-------- Records for this exercise

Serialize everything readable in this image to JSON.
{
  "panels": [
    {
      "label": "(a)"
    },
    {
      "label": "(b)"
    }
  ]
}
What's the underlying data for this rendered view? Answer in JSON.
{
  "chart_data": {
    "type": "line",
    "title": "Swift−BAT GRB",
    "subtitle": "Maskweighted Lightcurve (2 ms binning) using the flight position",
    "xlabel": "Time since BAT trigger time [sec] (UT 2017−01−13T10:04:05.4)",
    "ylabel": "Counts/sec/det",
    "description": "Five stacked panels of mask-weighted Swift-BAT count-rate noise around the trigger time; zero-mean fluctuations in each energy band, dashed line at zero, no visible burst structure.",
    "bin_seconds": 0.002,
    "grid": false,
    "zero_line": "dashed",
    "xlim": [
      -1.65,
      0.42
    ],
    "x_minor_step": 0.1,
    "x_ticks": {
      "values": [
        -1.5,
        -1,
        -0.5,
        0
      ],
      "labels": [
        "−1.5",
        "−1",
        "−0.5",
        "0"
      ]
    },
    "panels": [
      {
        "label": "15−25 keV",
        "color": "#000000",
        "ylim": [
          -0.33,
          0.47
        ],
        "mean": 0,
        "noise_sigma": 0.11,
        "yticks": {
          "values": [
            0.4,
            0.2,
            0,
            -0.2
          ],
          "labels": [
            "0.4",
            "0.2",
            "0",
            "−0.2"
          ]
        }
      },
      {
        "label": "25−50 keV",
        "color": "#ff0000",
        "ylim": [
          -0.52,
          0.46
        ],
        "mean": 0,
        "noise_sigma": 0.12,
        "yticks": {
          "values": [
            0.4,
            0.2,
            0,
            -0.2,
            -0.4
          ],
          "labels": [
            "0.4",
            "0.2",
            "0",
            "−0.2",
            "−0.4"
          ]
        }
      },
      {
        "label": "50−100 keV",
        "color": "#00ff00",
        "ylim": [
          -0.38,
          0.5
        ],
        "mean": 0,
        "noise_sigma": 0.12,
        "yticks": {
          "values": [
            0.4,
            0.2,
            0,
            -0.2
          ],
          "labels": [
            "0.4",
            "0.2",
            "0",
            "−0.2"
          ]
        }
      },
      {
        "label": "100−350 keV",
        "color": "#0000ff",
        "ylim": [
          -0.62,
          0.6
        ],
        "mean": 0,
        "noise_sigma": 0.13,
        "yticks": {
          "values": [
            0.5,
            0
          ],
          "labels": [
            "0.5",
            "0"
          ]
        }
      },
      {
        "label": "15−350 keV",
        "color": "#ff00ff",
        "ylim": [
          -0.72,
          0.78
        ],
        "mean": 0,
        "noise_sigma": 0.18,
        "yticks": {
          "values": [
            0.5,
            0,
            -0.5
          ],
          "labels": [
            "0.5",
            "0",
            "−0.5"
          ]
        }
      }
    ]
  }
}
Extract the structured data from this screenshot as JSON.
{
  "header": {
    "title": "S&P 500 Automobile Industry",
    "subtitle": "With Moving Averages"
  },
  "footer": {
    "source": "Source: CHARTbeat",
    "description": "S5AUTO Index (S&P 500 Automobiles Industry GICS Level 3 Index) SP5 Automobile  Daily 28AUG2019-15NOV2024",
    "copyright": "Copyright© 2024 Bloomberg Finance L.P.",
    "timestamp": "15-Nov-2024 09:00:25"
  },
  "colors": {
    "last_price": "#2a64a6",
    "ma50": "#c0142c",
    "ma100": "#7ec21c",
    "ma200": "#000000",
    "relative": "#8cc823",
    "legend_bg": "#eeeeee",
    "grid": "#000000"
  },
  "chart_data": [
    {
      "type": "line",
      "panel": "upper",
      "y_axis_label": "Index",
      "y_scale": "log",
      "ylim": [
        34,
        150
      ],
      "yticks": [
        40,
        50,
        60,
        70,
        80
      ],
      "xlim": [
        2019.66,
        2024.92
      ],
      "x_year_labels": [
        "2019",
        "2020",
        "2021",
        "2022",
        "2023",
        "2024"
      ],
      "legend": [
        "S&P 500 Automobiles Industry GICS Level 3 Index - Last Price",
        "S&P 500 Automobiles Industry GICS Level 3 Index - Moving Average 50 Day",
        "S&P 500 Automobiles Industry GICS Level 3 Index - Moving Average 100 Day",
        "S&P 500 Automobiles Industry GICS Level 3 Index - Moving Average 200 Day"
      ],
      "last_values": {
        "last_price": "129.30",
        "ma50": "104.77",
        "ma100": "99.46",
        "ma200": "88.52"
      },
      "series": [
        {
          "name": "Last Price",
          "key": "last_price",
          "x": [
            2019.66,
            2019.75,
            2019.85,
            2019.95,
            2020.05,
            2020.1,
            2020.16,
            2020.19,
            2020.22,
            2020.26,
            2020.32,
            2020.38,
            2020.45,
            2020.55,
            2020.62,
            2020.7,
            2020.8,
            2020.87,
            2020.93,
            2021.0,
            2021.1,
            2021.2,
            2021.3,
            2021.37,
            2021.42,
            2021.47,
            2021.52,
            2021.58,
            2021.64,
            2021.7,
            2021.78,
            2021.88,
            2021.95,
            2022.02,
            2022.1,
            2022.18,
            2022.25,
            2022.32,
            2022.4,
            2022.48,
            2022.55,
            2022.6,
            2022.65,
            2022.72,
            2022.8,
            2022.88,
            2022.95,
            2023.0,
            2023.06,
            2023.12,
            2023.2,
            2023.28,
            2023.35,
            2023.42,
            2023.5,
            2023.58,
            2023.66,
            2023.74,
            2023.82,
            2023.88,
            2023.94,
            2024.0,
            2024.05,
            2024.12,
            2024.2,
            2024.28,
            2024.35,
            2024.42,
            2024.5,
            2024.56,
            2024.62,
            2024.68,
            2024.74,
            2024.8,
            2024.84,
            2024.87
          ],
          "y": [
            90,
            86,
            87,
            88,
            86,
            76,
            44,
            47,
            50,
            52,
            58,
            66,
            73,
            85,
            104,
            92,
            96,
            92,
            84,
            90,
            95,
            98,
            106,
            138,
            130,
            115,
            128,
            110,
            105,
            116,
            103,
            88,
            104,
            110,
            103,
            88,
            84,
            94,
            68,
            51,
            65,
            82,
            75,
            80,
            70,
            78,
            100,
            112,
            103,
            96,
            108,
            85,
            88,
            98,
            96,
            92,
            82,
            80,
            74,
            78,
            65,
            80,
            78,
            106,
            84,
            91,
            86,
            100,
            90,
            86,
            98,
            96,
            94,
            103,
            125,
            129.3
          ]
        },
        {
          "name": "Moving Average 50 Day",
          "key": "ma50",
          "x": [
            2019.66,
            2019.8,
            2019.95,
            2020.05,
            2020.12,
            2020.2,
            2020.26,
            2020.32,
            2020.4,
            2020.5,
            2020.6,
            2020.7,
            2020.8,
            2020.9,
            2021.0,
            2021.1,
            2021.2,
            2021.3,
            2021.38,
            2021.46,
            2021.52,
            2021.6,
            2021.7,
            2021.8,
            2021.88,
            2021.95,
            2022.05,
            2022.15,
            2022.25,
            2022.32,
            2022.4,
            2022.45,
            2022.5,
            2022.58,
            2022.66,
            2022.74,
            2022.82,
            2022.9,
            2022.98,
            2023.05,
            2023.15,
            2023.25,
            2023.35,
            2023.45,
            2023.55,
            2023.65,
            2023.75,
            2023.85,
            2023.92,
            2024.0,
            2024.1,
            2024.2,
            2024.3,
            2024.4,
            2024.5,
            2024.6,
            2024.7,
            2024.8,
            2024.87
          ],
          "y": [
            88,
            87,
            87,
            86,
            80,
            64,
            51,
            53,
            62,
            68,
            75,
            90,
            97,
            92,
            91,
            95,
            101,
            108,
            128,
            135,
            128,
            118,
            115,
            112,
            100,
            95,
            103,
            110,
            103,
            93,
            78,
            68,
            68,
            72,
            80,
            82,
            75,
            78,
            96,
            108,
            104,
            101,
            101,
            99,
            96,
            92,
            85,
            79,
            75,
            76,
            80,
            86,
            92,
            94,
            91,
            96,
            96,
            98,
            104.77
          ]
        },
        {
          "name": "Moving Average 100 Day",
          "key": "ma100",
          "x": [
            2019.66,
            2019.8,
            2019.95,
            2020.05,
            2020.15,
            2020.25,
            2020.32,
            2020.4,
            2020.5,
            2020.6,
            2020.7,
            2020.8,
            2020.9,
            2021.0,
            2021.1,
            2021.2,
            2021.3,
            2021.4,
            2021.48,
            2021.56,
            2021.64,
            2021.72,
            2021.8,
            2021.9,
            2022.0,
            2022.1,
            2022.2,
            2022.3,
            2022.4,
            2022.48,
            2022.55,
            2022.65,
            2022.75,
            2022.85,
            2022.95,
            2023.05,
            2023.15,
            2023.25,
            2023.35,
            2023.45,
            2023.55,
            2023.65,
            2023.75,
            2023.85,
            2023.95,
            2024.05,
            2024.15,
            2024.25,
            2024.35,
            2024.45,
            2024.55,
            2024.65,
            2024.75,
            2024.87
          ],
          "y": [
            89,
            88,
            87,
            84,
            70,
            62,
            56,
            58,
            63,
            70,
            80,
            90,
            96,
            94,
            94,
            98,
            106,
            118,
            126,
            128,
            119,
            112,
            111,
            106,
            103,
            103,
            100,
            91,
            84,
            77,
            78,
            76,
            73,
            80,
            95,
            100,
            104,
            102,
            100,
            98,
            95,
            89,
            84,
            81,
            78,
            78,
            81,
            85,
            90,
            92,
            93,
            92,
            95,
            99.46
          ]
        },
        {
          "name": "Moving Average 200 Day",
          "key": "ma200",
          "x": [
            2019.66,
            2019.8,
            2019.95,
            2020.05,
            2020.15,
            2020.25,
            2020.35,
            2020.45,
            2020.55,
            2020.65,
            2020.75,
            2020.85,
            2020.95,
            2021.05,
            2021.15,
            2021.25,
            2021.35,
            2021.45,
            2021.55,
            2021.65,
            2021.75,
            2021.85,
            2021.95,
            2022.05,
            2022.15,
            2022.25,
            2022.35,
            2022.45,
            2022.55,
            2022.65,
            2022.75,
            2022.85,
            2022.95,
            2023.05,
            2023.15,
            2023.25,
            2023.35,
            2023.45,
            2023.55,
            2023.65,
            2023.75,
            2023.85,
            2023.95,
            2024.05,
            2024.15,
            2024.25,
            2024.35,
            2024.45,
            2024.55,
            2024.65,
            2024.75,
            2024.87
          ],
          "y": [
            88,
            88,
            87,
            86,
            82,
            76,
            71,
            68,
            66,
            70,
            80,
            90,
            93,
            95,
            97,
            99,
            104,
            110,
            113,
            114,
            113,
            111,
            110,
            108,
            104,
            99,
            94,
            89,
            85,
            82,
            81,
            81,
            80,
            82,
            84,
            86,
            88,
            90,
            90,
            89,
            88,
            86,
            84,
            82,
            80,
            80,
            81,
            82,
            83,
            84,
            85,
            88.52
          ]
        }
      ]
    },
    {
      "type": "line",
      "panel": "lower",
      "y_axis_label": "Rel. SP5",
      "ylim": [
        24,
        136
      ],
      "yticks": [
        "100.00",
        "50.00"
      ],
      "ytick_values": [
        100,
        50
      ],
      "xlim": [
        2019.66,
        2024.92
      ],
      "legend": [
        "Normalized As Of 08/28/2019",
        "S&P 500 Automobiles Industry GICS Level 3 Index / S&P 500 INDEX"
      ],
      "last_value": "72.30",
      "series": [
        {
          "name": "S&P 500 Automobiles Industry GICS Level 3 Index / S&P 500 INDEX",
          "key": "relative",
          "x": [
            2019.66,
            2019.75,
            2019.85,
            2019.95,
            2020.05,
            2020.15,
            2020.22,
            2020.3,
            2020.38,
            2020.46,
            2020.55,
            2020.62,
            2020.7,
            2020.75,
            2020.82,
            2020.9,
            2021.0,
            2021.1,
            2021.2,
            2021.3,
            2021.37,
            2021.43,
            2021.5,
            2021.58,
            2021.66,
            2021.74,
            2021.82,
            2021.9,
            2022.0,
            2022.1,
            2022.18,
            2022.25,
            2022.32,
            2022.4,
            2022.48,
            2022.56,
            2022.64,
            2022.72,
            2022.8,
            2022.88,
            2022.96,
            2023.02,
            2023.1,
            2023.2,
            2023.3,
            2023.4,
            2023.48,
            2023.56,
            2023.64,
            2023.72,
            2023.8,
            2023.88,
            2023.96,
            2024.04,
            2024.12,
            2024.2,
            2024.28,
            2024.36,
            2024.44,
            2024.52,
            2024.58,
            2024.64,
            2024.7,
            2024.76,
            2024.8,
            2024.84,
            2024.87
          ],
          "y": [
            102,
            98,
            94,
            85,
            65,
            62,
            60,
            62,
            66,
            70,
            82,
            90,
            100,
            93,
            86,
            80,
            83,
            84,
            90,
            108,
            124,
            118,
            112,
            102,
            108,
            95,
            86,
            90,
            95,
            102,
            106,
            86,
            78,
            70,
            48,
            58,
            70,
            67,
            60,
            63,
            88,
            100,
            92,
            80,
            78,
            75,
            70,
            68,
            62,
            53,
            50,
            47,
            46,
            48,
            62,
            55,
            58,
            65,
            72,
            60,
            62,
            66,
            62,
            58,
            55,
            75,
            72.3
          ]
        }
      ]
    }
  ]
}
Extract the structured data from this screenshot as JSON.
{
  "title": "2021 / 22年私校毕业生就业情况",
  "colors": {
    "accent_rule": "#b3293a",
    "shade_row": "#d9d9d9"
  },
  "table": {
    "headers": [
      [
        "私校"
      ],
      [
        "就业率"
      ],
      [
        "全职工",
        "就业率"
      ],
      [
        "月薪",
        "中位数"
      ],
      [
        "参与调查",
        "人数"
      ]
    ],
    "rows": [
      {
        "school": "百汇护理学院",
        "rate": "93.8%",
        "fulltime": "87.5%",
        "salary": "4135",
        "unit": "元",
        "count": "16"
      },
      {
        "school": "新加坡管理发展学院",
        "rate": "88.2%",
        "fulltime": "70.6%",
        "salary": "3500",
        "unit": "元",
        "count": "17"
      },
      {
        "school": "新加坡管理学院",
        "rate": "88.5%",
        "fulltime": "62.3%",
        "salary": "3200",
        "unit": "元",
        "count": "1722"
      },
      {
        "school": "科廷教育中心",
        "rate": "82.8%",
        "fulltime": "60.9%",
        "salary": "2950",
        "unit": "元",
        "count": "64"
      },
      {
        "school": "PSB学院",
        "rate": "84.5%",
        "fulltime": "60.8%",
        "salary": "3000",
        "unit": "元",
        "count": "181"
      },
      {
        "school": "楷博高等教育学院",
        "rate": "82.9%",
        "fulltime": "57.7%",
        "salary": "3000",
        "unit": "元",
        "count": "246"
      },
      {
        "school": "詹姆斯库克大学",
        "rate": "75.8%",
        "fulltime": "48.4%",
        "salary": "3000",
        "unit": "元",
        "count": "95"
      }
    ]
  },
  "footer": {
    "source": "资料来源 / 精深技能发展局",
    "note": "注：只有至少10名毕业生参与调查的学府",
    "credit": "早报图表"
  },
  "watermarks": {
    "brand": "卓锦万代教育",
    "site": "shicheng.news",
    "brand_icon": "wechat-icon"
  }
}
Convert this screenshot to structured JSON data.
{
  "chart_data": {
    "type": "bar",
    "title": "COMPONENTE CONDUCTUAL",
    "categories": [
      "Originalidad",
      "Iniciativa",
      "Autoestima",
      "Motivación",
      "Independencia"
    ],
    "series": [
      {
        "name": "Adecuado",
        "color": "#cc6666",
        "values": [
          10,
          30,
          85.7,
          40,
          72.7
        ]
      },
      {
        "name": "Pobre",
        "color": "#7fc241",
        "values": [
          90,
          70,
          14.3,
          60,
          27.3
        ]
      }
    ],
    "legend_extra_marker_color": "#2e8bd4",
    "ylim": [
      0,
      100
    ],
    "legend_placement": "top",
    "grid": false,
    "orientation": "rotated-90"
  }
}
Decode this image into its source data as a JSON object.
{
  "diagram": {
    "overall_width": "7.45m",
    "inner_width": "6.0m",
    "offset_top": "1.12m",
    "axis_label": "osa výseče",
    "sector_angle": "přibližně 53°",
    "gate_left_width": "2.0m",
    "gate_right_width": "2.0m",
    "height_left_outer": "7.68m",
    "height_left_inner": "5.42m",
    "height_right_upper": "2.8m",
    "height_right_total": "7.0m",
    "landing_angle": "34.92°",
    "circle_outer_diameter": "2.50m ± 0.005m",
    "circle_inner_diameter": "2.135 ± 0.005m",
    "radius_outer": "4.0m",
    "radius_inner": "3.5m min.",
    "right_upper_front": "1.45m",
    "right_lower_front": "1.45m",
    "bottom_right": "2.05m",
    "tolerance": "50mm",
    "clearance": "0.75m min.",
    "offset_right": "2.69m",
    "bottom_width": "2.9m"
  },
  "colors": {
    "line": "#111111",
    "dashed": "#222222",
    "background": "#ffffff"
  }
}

----------------

▶ _Aim of the exercise_
Tally the lines of the listing in which the word "Swift" occurs, and state the total alone.

▶ _Output below_
2